(Data items)
####################
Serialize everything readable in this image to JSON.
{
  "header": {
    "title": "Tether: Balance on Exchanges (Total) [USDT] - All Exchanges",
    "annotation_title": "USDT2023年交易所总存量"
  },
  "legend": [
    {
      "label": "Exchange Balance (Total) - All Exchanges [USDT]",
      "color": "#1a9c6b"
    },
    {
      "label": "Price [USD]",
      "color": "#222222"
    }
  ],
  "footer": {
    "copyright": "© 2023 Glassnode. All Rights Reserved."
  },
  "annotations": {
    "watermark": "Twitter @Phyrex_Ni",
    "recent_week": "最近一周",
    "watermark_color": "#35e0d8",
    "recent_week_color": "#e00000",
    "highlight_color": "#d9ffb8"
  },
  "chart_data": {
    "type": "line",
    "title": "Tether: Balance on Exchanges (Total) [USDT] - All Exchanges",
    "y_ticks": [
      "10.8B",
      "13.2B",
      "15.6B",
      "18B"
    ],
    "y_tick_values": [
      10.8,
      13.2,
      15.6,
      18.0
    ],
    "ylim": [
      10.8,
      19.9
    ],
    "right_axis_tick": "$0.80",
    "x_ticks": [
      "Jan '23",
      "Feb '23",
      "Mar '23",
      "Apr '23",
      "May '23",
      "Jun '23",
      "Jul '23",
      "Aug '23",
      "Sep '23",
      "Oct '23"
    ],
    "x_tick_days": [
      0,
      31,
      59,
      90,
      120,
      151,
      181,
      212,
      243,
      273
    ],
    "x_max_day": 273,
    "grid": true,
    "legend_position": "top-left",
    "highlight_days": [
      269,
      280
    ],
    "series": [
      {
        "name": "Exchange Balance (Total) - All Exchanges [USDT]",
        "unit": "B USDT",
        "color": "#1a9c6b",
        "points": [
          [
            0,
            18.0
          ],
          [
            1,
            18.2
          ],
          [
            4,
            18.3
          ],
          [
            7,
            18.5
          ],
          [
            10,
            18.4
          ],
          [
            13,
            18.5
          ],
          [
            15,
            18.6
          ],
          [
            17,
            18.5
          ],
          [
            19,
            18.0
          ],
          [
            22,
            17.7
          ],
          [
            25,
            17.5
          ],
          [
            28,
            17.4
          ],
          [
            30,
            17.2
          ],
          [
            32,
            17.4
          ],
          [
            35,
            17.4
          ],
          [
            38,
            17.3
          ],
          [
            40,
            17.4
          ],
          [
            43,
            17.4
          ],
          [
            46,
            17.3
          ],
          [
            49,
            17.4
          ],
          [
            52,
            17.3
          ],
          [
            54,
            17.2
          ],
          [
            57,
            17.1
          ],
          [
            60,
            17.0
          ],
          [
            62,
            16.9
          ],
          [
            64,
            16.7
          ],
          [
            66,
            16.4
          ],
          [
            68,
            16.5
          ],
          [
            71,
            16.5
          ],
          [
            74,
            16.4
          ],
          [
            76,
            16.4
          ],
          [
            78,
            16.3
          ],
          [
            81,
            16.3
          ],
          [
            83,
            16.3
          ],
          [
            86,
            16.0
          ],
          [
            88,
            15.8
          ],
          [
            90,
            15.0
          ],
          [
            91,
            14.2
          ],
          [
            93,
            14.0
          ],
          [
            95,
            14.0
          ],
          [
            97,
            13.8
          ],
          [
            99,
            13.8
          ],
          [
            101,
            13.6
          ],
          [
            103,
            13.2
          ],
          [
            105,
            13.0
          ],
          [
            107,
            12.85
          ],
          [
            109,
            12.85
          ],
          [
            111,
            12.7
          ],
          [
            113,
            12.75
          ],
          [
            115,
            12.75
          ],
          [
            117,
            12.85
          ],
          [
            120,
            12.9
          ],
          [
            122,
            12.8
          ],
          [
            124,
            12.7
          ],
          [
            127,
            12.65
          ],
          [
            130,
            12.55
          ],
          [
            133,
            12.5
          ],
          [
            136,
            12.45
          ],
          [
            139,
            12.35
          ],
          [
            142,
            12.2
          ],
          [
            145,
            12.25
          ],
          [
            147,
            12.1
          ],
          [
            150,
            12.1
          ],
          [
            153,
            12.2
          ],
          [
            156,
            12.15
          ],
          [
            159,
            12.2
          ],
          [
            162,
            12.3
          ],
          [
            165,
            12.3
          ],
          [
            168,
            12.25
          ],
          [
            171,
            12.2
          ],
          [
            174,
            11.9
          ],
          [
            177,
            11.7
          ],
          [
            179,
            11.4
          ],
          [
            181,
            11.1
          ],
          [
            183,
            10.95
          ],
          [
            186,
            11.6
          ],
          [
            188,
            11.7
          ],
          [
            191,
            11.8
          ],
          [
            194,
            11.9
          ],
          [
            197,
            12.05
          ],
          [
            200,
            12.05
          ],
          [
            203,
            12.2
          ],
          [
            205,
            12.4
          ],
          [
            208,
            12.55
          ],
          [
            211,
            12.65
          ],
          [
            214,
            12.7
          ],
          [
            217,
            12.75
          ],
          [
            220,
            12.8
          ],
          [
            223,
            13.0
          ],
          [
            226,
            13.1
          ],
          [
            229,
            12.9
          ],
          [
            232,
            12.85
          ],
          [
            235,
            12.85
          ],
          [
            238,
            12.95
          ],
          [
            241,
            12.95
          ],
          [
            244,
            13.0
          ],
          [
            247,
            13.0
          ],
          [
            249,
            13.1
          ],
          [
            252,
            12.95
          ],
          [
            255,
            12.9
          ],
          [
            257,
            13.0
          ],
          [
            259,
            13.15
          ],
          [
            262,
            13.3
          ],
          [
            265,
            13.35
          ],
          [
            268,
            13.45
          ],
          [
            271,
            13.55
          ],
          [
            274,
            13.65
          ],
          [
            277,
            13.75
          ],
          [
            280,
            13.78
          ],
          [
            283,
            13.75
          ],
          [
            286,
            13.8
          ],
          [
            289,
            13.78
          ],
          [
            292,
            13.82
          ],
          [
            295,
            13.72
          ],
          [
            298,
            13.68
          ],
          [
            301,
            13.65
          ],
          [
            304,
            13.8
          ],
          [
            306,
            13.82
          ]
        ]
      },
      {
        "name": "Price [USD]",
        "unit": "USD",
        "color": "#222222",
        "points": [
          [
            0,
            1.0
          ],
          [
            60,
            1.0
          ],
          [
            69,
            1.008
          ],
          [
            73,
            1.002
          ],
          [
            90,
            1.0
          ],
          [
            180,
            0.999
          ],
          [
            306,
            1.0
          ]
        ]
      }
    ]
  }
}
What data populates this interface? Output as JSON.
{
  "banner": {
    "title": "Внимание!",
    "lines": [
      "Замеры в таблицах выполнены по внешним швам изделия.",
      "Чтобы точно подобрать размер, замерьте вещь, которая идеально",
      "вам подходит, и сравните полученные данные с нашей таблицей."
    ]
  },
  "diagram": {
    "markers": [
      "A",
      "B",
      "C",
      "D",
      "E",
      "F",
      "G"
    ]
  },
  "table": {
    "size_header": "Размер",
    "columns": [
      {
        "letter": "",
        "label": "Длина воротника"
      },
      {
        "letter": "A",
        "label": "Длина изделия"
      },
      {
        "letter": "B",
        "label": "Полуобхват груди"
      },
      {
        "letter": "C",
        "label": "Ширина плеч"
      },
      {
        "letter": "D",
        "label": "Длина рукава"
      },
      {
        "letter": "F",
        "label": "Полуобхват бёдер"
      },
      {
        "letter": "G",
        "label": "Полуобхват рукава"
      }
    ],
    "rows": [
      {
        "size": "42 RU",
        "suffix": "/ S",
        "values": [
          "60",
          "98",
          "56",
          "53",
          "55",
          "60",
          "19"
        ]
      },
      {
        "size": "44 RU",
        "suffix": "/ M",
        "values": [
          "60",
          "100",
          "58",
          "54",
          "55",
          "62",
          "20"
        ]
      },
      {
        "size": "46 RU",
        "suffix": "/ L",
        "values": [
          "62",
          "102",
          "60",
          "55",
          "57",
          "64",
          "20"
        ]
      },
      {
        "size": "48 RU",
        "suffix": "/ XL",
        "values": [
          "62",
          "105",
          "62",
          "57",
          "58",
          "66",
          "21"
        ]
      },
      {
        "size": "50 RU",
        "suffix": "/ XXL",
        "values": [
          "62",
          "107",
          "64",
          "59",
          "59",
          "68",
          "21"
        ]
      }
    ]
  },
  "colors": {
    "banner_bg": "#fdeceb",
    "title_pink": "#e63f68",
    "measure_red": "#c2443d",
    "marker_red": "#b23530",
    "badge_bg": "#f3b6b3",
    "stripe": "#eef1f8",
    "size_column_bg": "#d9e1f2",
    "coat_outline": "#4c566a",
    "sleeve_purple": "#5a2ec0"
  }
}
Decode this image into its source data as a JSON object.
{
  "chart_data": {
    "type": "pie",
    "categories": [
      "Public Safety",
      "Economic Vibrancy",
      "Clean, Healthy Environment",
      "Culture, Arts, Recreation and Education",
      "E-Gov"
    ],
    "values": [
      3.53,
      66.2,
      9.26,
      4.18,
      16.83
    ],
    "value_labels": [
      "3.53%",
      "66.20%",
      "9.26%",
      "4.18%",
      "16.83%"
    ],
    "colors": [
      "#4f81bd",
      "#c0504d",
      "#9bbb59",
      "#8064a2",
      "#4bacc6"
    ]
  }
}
####################
WORK INSTRUCTIONS | Write only the number of lines in the records that include the word "JSON".

THE COMPLETED TASK | 3